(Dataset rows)
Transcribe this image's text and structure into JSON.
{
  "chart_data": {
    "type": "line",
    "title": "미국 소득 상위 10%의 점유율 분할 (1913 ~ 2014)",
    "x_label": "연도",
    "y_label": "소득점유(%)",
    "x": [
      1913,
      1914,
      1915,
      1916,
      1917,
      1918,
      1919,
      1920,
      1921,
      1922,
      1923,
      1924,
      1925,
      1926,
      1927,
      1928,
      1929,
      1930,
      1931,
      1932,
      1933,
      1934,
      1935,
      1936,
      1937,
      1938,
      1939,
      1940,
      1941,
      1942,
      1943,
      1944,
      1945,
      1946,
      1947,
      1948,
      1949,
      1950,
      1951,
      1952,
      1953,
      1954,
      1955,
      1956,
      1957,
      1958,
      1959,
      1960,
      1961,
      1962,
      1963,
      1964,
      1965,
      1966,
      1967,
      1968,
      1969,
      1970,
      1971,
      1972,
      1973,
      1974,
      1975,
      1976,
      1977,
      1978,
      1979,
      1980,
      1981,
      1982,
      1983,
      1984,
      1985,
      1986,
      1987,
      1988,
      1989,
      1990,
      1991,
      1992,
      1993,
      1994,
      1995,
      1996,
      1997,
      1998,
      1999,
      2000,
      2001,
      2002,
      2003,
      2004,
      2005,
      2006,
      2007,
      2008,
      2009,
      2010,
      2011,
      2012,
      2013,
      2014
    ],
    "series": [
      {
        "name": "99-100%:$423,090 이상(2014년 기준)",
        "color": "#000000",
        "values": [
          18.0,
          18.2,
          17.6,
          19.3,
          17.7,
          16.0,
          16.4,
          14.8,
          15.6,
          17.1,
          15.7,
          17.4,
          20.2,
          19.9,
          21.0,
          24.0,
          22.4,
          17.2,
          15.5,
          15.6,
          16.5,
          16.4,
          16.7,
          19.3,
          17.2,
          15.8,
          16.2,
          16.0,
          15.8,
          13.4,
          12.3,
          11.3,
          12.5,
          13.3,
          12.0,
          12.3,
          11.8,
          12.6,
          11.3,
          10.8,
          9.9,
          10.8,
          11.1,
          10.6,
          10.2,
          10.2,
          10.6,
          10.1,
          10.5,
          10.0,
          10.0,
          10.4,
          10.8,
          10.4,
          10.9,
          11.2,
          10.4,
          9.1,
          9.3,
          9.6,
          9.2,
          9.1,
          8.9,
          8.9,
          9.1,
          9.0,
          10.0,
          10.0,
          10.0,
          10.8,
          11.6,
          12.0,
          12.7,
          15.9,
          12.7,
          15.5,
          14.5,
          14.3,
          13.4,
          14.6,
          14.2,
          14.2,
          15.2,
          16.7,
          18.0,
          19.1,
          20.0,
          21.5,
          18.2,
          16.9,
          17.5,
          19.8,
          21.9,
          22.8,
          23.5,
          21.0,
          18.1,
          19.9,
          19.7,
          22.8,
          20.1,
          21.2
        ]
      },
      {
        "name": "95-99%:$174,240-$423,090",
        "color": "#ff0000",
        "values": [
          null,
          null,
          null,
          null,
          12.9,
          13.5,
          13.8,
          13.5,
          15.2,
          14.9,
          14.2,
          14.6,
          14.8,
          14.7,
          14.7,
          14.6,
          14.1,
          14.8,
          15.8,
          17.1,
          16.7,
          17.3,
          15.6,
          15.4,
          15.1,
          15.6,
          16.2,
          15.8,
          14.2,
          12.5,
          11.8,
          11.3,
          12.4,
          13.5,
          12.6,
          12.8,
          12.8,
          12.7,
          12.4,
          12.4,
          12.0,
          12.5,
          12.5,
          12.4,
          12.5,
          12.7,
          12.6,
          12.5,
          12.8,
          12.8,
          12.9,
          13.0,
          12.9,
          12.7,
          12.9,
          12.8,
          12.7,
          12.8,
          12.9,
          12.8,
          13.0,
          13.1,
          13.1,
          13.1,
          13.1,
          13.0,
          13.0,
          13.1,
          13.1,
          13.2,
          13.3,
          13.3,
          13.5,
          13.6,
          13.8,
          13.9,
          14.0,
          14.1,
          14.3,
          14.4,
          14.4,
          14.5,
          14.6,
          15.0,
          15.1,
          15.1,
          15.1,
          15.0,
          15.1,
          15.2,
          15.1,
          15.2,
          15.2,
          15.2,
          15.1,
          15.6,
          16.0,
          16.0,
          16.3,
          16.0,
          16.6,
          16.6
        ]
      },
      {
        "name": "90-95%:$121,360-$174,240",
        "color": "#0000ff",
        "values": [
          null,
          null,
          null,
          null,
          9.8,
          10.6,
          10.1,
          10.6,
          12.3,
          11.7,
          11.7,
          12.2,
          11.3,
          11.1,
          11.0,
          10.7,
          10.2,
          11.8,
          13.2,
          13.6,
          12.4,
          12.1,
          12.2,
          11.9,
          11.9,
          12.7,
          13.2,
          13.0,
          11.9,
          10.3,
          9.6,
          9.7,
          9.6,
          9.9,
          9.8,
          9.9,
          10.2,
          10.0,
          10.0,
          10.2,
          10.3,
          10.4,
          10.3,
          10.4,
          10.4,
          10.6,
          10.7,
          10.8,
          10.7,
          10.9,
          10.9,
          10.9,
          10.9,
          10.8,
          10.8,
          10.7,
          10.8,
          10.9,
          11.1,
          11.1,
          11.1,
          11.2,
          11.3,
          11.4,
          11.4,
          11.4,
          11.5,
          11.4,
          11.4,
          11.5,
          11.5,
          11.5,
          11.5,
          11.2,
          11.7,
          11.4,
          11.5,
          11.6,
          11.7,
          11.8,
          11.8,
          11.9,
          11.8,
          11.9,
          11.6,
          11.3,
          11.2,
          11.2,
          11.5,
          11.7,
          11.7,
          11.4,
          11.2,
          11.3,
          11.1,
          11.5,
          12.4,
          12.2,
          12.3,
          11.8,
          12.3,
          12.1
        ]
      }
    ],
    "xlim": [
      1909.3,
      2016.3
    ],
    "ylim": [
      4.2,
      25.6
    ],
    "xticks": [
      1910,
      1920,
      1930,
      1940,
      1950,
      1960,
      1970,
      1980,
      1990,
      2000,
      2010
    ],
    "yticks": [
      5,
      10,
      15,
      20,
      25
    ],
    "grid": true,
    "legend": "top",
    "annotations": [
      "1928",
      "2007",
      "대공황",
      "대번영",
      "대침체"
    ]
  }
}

**To do:**
In full and verbatim, repeat the records given above.

**Result of this exercise:**
Transcribe this image's text and structure into JSON.
{
  "chart_data": {
    "type": "line",
    "title": "미국 소득 상위 10%의 점유율 분할 (1913 ~ 2014)",
    "x_label": "연도",
    "y_label": "소득점유(%)",
    "x": [
      1913,
      1914,
      1915,
      1916,
      1917,
      1918,
      1919,
      1920,
      1921,
      1922,
      1923,
      1924,
      1925,
      1926,
      1927,
      1928,
      1929,
      1930,
      1931,
      1932,
      1933,
      1934,
      1935,
      1936,
      1937,
      1938,
      1939,
      1940,
      1941,
      1942,
      1943,
      1944,
      1945,
      1946,
      1947,
      1948,
      1949,
      1950,
      1951,
      1952,
      1953,
      1954,
      1955,
      1956,
      1957,
      1958,
      1959,
      1960,
      1961,
      1962,
      1963,
      1964,
      1965,
      1966,
      1967,
      1968,
      1969,
      1970,
      1971,
      1972,
      1973,
      1974,
      1975,
      1976,
      1977,
      1978,
      1979,
      1980,
      1981,
      1982,
      1983,
      1984,
      1985,
      1986,
      1987,
      1988,
      1989,
      1990,
      1991,
      1992,
      1993,
      1994,
      1995,
      1996,
      1997,
      1998,
      1999,
      2000,
      2001,
      2002,
      2003,
      2004,
      2005,
      2006,
      2007,
      2008,
      2009,
      2010,
      2011,
      2012,
      2013,
      2014
    ],
    "series": [
      {
        "name": "99-100%:$423,090 이상(2014년 기준)",
        "color": "#000000",
        "values": [
          18.0,
          18.2,
          17.6,
          19.3,
          17.7,
          16.0,
          16.4,
          14.8,
          15.6,
          17.1,
          15.7,
          17.4,
          20.2,
          19.9,
          21.0,
          24.0,
          22.4,
          17.2,
          15.5,
          15.6,
          16.5,
          16.4,
          16.7,
          19.3,
          17.2,
          15.8,
          16.2,
          16.0,
          15.8,
          13.4,
          12.3,
          11.3,
          12.5,
          13.3,
          12.0,
          12.3,
          11.8,
          12.6,
          11.3,
          10.8,
          9.9,
          10.8,
          11.1,
          10.6,
          10.2,
          10.2,
          10.6,
          10.1,
          10.5,
          10.0,
          10.0,
          10.4,
          10.8,
          10.4,
          10.9,
          11.2,
          10.4,
          9.1,
          9.3,
          9.6,
          9.2,
          9.1,
          8.9,
          8.9,
          9.1,
          9.0,
          10.0,
          10.0,
          10.0,
          10.8,
          11.6,
          12.0,
          12.7,
          15.9,
          12.7,
          15.5,
          14.5,
          14.3,
          13.4,
          14.6,
          14.2,
          14.2,
          15.2,
          16.7,
          18.0,
          19.1,
          20.0,
          21.5,
          18.2,
          16.9,
          17.5,
          19.8,
          21.9,
          22.8,
          23.5,
          21.0,
          18.1,
          19.9,
          19.7,
          22.8,
          20.1,
          21.2
        ]
      },
      {
        "name": "95-99%:$174,240-$423,090",
        "color": "#ff0000",
        "values": [
          null,
          null,
          null,
          null,
          12.9,
          13.5,
          13.8,
          13.5,
          15.2,
          14.9,
          14.2,
          14.6,
          14.8,
          14.7,
          14.7,
          14.6,
          14.1,
          14.8,
          15.8,
          17.1,
          16.7,
          17.3,
          15.6,
          15.4,
          15.1,
          15.6,
          16.2,
          15.8,
          14.2,
          12.5,
          11.8,
          11.3,
          12.4,
          13.5,
          12.6,
          12.8,
          12.8,
          12.7,
          12.4,
          12.4,
          12.0,
          12.5,
          12.5,
          12.4,
          12.5,
          12.7,
          12.6,
          12.5,
          12.8,
          12.8,
          12.9,
          13.0,
          12.9,
          12.7,
          12.9,
          12.8,
          12.7,
          12.8,
          12.9,
          12.8,
          13.0,
          13.1,
          13.1,
          13.1,
          13.1,
          13.0,
          13.0,
          13.1,
          13.1,
          13.2,
          13.3,
          13.3,
          13.5,
          13.6,
          13.8,
          13.9,
          14.0,
          14.1,
          14.3,
          14.4,
          14.4,
          14.5,
          14.6,
          15.0,
          15.1,
          15.1,
          15.1,
          15.0,
          15.1,
          15.2,
          15.1,
          15.2,
          15.2,
          15.2,
          15.1,
          15.6,
          16.0,
          16.0,
          16.3,
          16.0,
          16.6,
          16.6
        ]
      },
      {
        "name": "90-95%:$121,360-$174,240",
        "color": "#0000ff",
        "values": [
          null,
          null,
          null,
          null,
          9.8,
          10.6,
          10.1,
          10.6,
          12.3,
          11.7,
          11.7,
          12.2,
          11.3,
          11.1,
          11.0,
          10.7,
          10.2,
          11.8,
          13.2,
          13.6,
          12.4,
          12.1,
          12.2,
          11.9,
          11.9,
          12.7,
          13.2,
          13.0,
          11.9,
          10.3,
          9.6,
          9.7,
          9.6,
          9.9,
          9.8,
          9.9,
          10.2,
          10.0,
          10.0,
          10.2,
          10.3,
          10.4,
          10.3,
          10.4,
          10.4,
          10.6,
          10.7,
          10.8,
          10.7,
          10.9,
          10.9,
          10.9,
          10.9,
          10.8,
          10.8,
          10.7,
          10.8,
          10.9,
          11.1,
          11.1,
          11.1,
          11.2,
          11.3,
          11.4,
          11.4,
          11.4,
          11.5,
          11.4,
          11.4,
          11.5,
          11.5,
          11.5,
          11.5,
          11.2,
          11.7,
          11.4,
          11.5,
          11.6,
          11.7,
          11.8,
          11.8,
          11.9,
          11.8,
          11.9,
          11.6,
          11.3,
          11.2,
          11.2,
          11.5,
          11.7,
          11.7,
          11.4,
          11.2,
          11.3,
          11.1,
          11.5,
          12.4,
          12.2,
          12.3,
          11.8,
          12.3,
          12.1
        ]
      }
    ],
    "xlim": [
      1909.3,
      2016.3
    ],
    "ylim": [
      4.2,
      25.6
    ],
    "xticks": [
      1910,
      1920,
      1930,
      1940,
      1950,
      1960,
      1970,
      1980,
      1990,
      2000,
      2010
    ],
    "yticks": [
      5,
      10,
      15,
      20,
      25
    ],
    "grid": true,
    "legend": "top",
    "annotations": [
      "1928",
      "2007",
      "대공황",
      "대번영",
      "대침체"
    ]
  }
}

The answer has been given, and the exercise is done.